WHAT YOU SHOULD DO:
All of the records below should be output exactly.

============

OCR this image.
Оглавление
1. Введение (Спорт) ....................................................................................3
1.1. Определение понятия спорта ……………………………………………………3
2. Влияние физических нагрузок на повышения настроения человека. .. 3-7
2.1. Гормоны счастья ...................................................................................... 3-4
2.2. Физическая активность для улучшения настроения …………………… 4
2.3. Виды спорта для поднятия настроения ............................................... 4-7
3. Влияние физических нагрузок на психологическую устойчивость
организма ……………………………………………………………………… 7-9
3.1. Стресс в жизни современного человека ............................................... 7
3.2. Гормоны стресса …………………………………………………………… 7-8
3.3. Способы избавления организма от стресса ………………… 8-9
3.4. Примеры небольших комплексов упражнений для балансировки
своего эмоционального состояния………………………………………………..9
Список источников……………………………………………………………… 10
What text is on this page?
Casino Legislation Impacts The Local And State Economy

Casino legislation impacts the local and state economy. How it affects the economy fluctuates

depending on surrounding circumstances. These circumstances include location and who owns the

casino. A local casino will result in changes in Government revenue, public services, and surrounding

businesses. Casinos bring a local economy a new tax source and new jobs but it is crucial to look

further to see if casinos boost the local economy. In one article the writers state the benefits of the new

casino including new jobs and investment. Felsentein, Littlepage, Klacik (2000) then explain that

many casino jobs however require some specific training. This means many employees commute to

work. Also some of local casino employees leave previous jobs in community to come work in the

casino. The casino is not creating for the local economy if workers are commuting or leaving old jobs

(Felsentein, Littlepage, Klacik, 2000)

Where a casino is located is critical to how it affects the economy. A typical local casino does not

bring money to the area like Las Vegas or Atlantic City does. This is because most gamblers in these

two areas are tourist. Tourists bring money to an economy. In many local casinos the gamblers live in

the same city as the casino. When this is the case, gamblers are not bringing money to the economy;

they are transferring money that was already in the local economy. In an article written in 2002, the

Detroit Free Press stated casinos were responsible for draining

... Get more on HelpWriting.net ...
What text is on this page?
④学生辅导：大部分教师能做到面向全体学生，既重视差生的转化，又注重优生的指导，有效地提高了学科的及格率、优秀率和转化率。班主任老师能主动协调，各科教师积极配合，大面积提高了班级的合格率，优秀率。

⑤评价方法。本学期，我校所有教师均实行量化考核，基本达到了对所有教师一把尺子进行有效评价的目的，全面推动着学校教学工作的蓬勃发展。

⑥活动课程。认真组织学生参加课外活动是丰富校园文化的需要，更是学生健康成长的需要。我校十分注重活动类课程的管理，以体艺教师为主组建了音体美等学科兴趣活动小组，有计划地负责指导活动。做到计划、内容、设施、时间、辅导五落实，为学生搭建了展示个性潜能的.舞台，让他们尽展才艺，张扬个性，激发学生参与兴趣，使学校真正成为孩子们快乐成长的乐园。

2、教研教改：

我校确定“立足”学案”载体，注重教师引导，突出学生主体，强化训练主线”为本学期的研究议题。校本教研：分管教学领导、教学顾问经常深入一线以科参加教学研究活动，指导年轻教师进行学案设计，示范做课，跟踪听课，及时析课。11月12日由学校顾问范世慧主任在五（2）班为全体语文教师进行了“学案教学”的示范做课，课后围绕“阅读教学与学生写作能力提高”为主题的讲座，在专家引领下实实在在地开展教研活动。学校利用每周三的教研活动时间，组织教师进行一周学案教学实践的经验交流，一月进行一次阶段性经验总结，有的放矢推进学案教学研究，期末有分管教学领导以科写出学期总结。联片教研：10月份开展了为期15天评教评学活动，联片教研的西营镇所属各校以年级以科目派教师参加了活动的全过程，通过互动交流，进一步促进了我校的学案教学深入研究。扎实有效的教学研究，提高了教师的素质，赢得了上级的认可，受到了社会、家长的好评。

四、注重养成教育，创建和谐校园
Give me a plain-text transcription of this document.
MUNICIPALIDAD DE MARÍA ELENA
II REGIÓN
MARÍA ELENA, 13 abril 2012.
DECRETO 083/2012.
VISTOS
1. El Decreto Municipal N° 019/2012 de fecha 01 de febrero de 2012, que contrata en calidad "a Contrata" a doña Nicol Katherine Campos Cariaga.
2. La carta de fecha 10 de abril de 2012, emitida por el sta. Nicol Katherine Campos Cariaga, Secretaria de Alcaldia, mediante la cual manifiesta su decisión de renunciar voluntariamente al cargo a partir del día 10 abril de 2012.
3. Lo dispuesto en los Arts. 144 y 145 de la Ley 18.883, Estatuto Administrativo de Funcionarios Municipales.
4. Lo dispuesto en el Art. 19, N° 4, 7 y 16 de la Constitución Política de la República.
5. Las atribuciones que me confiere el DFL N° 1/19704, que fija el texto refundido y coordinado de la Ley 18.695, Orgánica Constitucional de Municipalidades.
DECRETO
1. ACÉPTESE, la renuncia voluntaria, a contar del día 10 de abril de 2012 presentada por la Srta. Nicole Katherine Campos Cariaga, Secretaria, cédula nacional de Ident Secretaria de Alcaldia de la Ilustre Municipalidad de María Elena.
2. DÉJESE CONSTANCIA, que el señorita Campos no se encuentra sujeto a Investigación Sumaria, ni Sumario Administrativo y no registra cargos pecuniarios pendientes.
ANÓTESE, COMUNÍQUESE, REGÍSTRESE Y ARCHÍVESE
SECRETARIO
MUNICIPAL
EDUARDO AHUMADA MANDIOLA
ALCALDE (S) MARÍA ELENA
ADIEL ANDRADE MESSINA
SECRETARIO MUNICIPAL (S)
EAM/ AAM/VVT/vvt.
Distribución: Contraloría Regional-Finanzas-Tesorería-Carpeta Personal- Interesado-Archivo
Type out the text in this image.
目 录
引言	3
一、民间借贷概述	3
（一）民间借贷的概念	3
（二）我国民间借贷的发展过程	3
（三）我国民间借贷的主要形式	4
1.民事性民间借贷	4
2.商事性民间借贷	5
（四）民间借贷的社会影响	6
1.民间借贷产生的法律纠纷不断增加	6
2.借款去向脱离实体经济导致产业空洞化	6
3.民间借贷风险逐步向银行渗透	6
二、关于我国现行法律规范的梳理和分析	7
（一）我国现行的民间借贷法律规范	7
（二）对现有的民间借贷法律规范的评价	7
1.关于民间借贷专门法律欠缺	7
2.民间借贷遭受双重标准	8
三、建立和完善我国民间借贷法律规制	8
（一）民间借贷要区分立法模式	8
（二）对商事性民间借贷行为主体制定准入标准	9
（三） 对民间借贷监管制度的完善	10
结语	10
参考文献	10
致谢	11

============

ANSWER TO THE TASK:
OCR this image.
Оглавление
1. Введение (Спорт) ....................................................................................3
1.1. Определение понятия спорта ……………………………………………………3
2. Влияние физических нагрузок на повышения настроения человека. .. 3-7
2.1. Гормоны счастья ...................................................................................... 3-4
2.2. Физическая активность для улучшения настроения …………………… 4
2.3. Виды спорта для поднятия настроения ............................................... 4-7
3. Влияние физических нагрузок на психологическую устойчивость
организма ……………………………………………………………………… 7-9
3.1. Стресс в жизни современного человека ............................................... 7
3.2. Гормоны стресса …………………………………………………………… 7-8
3.3. Способы избавления организма от стресса ………………… 8-9
3.4. Примеры небольших комплексов упражнений для балансировки
своего эмоционального состояния………………………………………………..9
Список источников……………………………………………………………… 10
What text is on this page?
Casino Legislation Impacts The Local And State Economy

Casino legislation impacts the local and state economy. How it affects the economy fluctuates

depending on surrounding circumstances. These circumstances include location and who owns the

casino. A local casino will result in changes in Government revenue, public services, and surrounding

businesses. Casinos bring a local economy a new tax source and new jobs but it is crucial to look

further to see if casinos boost the local economy. In one article the writers state the benefits of the new

casino including new jobs and investment. Felsentein, Littlepage, Klacik (2000) then explain that

many casino jobs however require some specific training. This means many employees commute to

work. Also some of local casino employees leave previous jobs in community to come work in the

casino. The casino is not creating for the local economy if workers are commuting or leaving old jobs

(Felsentein, Littlepage, Klacik, 2000)

Where a casino is located is critical to how it affects the economy. A typical local casino does not

bring money to the area like Las Vegas or Atlantic City does. This is because most gamblers in these

two areas are tourist. Tourists bring money to an economy. In many local casinos the gamblers live in

the same city as the casino. When this is the case, gamblers are not bringing money to the economy;

they are transferring money that was already in the local economy. In an article written in 2002, the

Detroit Free Press stated casinos were responsible for draining

... Get more on HelpWriting.net ...
What text is on this page?
④学生辅导：大部分教师能做到面向全体学生，既重视差生的转化，又注重优生的指导，有效地提高了学科的及格率、优秀率和转化率。班主任老师能主动协调，各科教师积极配合，大面积提高了班级的合格率，优秀率。

⑤评价方法。本学期，我校所有教师均实行量化考核，基本达到了对所有教师一把尺子进行有效评价的目的，全面推动着学校教学工作的蓬勃发展。

⑥活动课程。认真组织学生参加课外活动是丰富校园文化的需要，更是学生健康成长的需要。我校十分注重活动类课程的管理，以体艺教师为主组建了音体美等学科兴趣活动小组，有计划地负责指导活动。做到计划、内容、设施、时间、辅导五落实，为学生搭建了展示个性潜能的.舞台，让他们尽展才艺，张扬个性，激发学生参与兴趣，使学校真正成为孩子们快乐成长的乐园。

2、教研教改：

我校确定“立足”学案”载体，注重教师引导，突出学生主体，强化训练主线”为本学期的研究议题。校本教研：分管教学领导、教学顾问经常深入一线以科参加教学研究活动，指导年轻教师进行学案设计，示范做课，跟踪听课，及时析课。11月12日由学校顾问范世慧主任在五（2）班为全体语文教师进行了“学案教学”的示范做课，课后围绕“阅读教学与学生写作能力提高”为主题的讲座，在专家引领下实实在在地开展教研活动。学校利用每周三的教研活动时间，组织教师进行一周学案教学实践的经验交流，一月进行一次阶段性经验总结，有的放矢推进学案教学研究，期末有分管教学领导以科写出学期总结。联片教研：10月份开展了为期15天评教评学活动，联片教研的西营镇所属各校以年级以科目派教师参加了活动的全过程，通过互动交流，进一步促进了我校的学案教学深入研究。扎实有效的教学研究，提高了教师的素质，赢得了上级的认可，受到了社会、家长的好评。

四、注重养成教育，创建和谐校园
Give me a plain-text transcription of this document.
MUNICIPALIDAD DE MARÍA ELENA
II REGIÓN
MARÍA ELENA, 13 abril 2012.
DECRETO 083/2012.
VISTOS
1. El Decreto Municipal N° 019/2012 de fecha 01 de febrero de 2012, que contrata en calidad "a Contrata" a doña Nicol Katherine Campos Cariaga.
2. La carta de fecha 10 de abril de 2012, emitida por el sta. Nicol Katherine Campos Cariaga, Secretaria de Alcaldia, mediante la cual manifiesta su decisión de renunciar voluntariamente al cargo a partir del día 10 abril de 2012.
3. Lo dispuesto en los Arts. 144 y 145 de la Ley 18.883, Estatuto Administrativo de Funcionarios Municipales.
4. Lo dispuesto en el Art. 19, N° 4, 7 y 16 de la Constitución Política de la República.
5. Las atribuciones que me confiere el DFL N° 1/19704, que fija el texto refundido y coordinado de la Ley 18.695, Orgánica Constitucional de Municipalidades.
DECRETO
1. ACÉPTESE, la renuncia voluntaria, a contar del día 10 de abril de 2012 presentada por la Srta. Nicole Katherine Campos Cariaga, Secretaria, cédula nacional de Ident Secretaria de Alcaldia de la Ilustre Municipalidad de María Elena.
2. DÉJESE CONSTANCIA, que el señorita Campos no se encuentra sujeto a Investigación Sumaria, ni Sumario Administrativo y no registra cargos pecuniarios pendientes.
ANÓTESE, COMUNÍQUESE, REGÍSTRESE Y ARCHÍVESE
SECRETARIO
MUNICIPAL
EDUARDO AHUMADA MANDIOLA
ALCALDE (S) MARÍA ELENA
ADIEL ANDRADE MESSINA
SECRETARIO MUNICIPAL (S)
EAM/ AAM/VVT/vvt.
Distribución: Contraloría Regional-Finanzas-Tesorería-Carpeta Personal- Interesado-Archivo
Type out the text in this image.
目 录
引言	3
一、民间借贷概述	3
（一）民间借贷的概念	3
（二）我国民间借贷的发展过程	3
（三）我国民间借贷的主要形式	4
1.民事性民间借贷	4
2.商事性民间借贷	5
（四）民间借贷的社会影响	6
1.民间借贷产生的法律纠纷不断增加	6
2.借款去向脱离实体经济导致产业空洞化	6
3.民间借贷风险逐步向银行渗透	6
二、关于我国现行法律规范的梳理和分析	7
（一）我国现行的民间借贷法律规范	7
（二）对现有的民间借贷法律规范的评价	7
1.关于民间借贷专门法律欠缺	7
2.民间借贷遭受双重标准	8
三、建立和完善我国民间借贷法律规制	8
（一）民间借贷要区分立法模式	8
（二）对商事性民间借贷行为主体制定准入标准	9
（三） 对民间借贷监管制度的完善	10
结语	10
参考文献	10
致谢	11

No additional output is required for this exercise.